** Given entries **
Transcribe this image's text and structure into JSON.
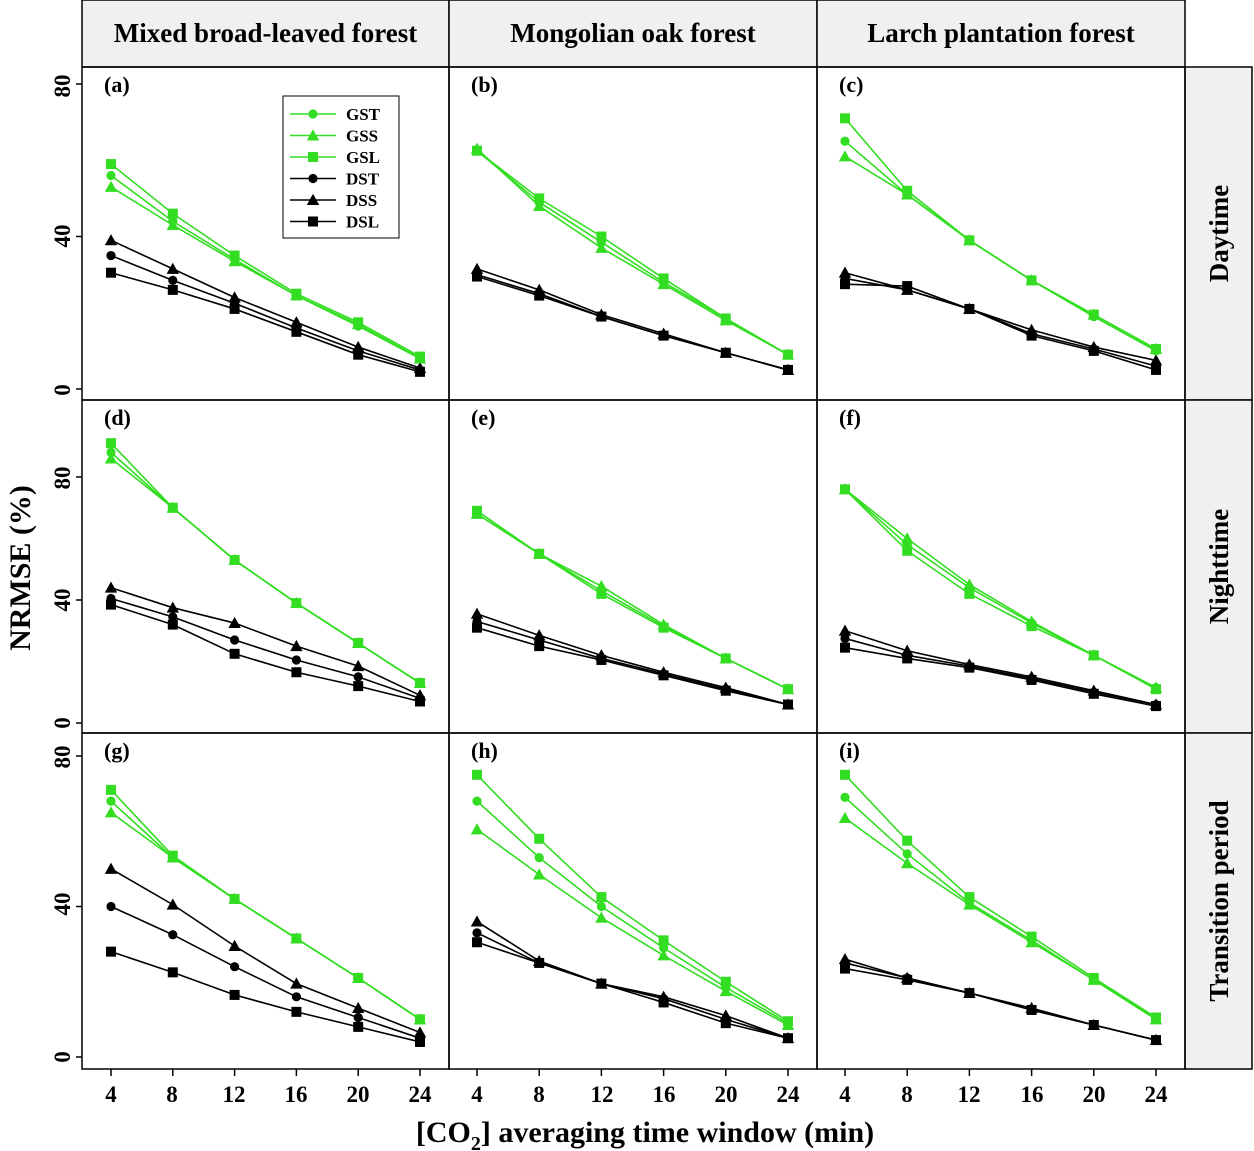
{
  "chart_data": {
    "type": "line",
    "x_label_prefix": "[CO",
    "x_label_sub": "2",
    "x_label_suffix": "] averaging time window (min)",
    "ylabel": "NRMSE (%)",
    "x_ticks": [
      4,
      8,
      12,
      16,
      20,
      24
    ],
    "y_ticks": [
      0,
      40,
      80
    ],
    "ylim": [
      -1,
      84
    ],
    "xlim": [
      2.2,
      25.6
    ],
    "grid": false,
    "legend_position": "top-left, inside panel (a)",
    "colors": {
      "green": "#33dd22",
      "black": "#000000"
    },
    "columns": [
      "Mixed broad-leaved forest",
      "Mongolian oak forest",
      "Larch plantation forest"
    ],
    "rows": [
      "Daytime",
      "Nighttime",
      "Transition period"
    ],
    "legend": [
      {
        "name": "GST",
        "color": "#33dd22",
        "marker": "circle"
      },
      {
        "name": "GSS",
        "color": "#33dd22",
        "marker": "triangle"
      },
      {
        "name": "GSL",
        "color": "#33dd22",
        "marker": "square"
      },
      {
        "name": "DST",
        "color": "#000000",
        "marker": "circle"
      },
      {
        "name": "DSS",
        "color": "#000000",
        "marker": "triangle"
      },
      {
        "name": "DSL",
        "color": "#000000",
        "marker": "square"
      }
    ],
    "x": [
      4,
      8,
      12,
      16,
      20,
      24
    ],
    "panels": [
      {
        "label": "(a)",
        "series": [
          {
            "name": "GST",
            "values": [
              56,
              44,
              34,
              24.5,
              16.5,
              8
            ]
          },
          {
            "name": "GSS",
            "values": [
              53,
              43,
              33.5,
              24.5,
              17,
              8
            ]
          },
          {
            "name": "GSL",
            "values": [
              59,
              46,
              35,
              25,
              17.5,
              8.5
            ]
          },
          {
            "name": "DST",
            "values": [
              35,
              28.5,
              22.5,
              16,
              10,
              5
            ]
          },
          {
            "name": "DSS",
            "values": [
              39,
              31.5,
              24,
              17.5,
              11,
              5.5
            ]
          },
          {
            "name": "DSL",
            "values": [
              30.5,
              26,
              21,
              15,
              9,
              4.5
            ]
          }
        ]
      },
      {
        "label": "(b)",
        "series": [
          {
            "name": "GST",
            "values": [
              62.5,
              49,
              38.5,
              28,
              18.5,
              9
            ]
          },
          {
            "name": "GSS",
            "values": [
              63,
              48,
              37,
              27.5,
              18,
              9
            ]
          },
          {
            "name": "GSL",
            "values": [
              62.5,
              50,
              40,
              29,
              18.5,
              9
            ]
          },
          {
            "name": "DST",
            "values": [
              30,
              25,
              19,
              14,
              9.5,
              5
            ]
          },
          {
            "name": "DSS",
            "values": [
              31.5,
              26,
              19.5,
              14.5,
              9.5,
              5
            ]
          },
          {
            "name": "DSL",
            "values": [
              29.5,
              24.5,
              19,
              14,
              9.5,
              5
            ]
          }
        ]
      },
      {
        "label": "(c)",
        "series": [
          {
            "name": "GST",
            "values": [
              65,
              51,
              39,
              28.5,
              19,
              10
            ]
          },
          {
            "name": "GSS",
            "values": [
              61,
              51,
              39,
              28.5,
              19.5,
              10.5
            ]
          },
          {
            "name": "GSL",
            "values": [
              71,
              52,
              39,
              28.5,
              19.5,
              10.5
            ]
          },
          {
            "name": "DST",
            "values": [
              29,
              26,
              21,
              14.5,
              10.5,
              6
            ]
          },
          {
            "name": "DSS",
            "values": [
              30.5,
              26,
              21,
              15.5,
              11,
              7.5
            ]
          },
          {
            "name": "DSL",
            "values": [
              27.5,
              27,
              21,
              14,
              10,
              5
            ]
          }
        ]
      },
      {
        "label": "(d)",
        "series": [
          {
            "name": "GST",
            "values": [
              88,
              70,
              53,
              39,
              26,
              13
            ]
          },
          {
            "name": "GSS",
            "values": [
              86,
              70,
              53,
              39,
              26,
              13
            ]
          },
          {
            "name": "GSL",
            "values": [
              91,
              70,
              53,
              39,
              26,
              13
            ]
          },
          {
            "name": "DST",
            "values": [
              40.5,
              34.5,
              27,
              20.5,
              15,
              8
            ]
          },
          {
            "name": "DSS",
            "values": [
              44,
              37.5,
              32.5,
              25,
              18.5,
              9
            ]
          },
          {
            "name": "DSL",
            "values": [
              38.5,
              32,
              22.5,
              16.5,
              12,
              7
            ]
          }
        ]
      },
      {
        "label": "(e)",
        "series": [
          {
            "name": "GST",
            "values": [
              68,
              55,
              43,
              31.5,
              21,
              11
            ]
          },
          {
            "name": "GSS",
            "values": [
              68,
              55,
              44.5,
              32,
              21,
              11
            ]
          },
          {
            "name": "GSL",
            "values": [
              69,
              55,
              42,
              31,
              21,
              11
            ]
          },
          {
            "name": "DST",
            "values": [
              33,
              27,
              21,
              16,
              11,
              6
            ]
          },
          {
            "name": "DSS",
            "values": [
              35.5,
              28.5,
              22,
              16.5,
              11.5,
              6
            ]
          },
          {
            "name": "DSL",
            "values": [
              31,
              25,
              20.5,
              15.5,
              10.5,
              6
            ]
          }
        ]
      },
      {
        "label": "(f)",
        "series": [
          {
            "name": "GST",
            "values": [
              76,
              58,
              44,
              32.5,
              22,
              11.5
            ]
          },
          {
            "name": "GSS",
            "values": [
              76,
              60,
              45,
              33,
              22,
              11.5
            ]
          },
          {
            "name": "GSL",
            "values": [
              76,
              56,
              42,
              31.5,
              22,
              11
            ]
          },
          {
            "name": "DST",
            "values": [
              27.5,
              22,
              18.5,
              14.5,
              10,
              6
            ]
          },
          {
            "name": "DSS",
            "values": [
              30,
              23.5,
              19,
              15,
              10.5,
              6
            ]
          },
          {
            "name": "DSL",
            "values": [
              24.5,
              21,
              18,
              14,
              9.5,
              5.5
            ]
          }
        ]
      },
      {
        "label": "(g)",
        "series": [
          {
            "name": "GST",
            "values": [
              68,
              53,
              42,
              31.5,
              21,
              10
            ]
          },
          {
            "name": "GSS",
            "values": [
              65,
              53,
              42,
              31.5,
              21,
              10
            ]
          },
          {
            "name": "GSL",
            "values": [
              71,
              53.5,
              42,
              31.5,
              21,
              10
            ]
          },
          {
            "name": "DST",
            "values": [
              40,
              32.5,
              24,
              16,
              10.5,
              5
            ]
          },
          {
            "name": "DSS",
            "values": [
              50,
              40.5,
              29.5,
              19.5,
              13,
              6.5
            ]
          },
          {
            "name": "DSL",
            "values": [
              28,
              22.5,
              16.5,
              12,
              8,
              4
            ]
          }
        ]
      },
      {
        "label": "(h)",
        "series": [
          {
            "name": "GST",
            "values": [
              68,
              53,
              40,
              29,
              18.5,
              9
            ]
          },
          {
            "name": "GSS",
            "values": [
              60.5,
              48.5,
              37,
              27,
              17.5,
              8.5
            ]
          },
          {
            "name": "GSL",
            "values": [
              75,
              58,
              42.5,
              31,
              20,
              9.5
            ]
          },
          {
            "name": "DST",
            "values": [
              33,
              25,
              19.5,
              15.5,
              10,
              5
            ]
          },
          {
            "name": "DSS",
            "values": [
              36,
              25.5,
              19.5,
              16,
              11,
              5
            ]
          },
          {
            "name": "DSL",
            "values": [
              30.5,
              25,
              19.5,
              14.5,
              9,
              5
            ]
          }
        ]
      },
      {
        "label": "(i)",
        "series": [
          {
            "name": "GST",
            "values": [
              69,
              54,
              41,
              31,
              20.5,
              10.5
            ]
          },
          {
            "name": "GSS",
            "values": [
              63.5,
              51.5,
              40.5,
              30.5,
              20.5,
              10
            ]
          },
          {
            "name": "GSL",
            "values": [
              75,
              57.5,
              42.5,
              32,
              21,
              10.5
            ]
          },
          {
            "name": "DST",
            "values": [
              25,
              21,
              17,
              12.5,
              8.5,
              4.5
            ]
          },
          {
            "name": "DSS",
            "values": [
              26,
              21,
              17,
              13,
              8.5,
              4.5
            ]
          },
          {
            "name": "DSL",
            "values": [
              23.5,
              20.5,
              17,
              12.5,
              8.5,
              4.5
            ]
          }
        ]
      }
    ]
  }
}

** Task instructions **
Copy each line of the records containing the string "forest".

** Exercise response **
      "Mixed broad-leaved forest",
      "Mongolian oak forest",
      "Larch plantation forest"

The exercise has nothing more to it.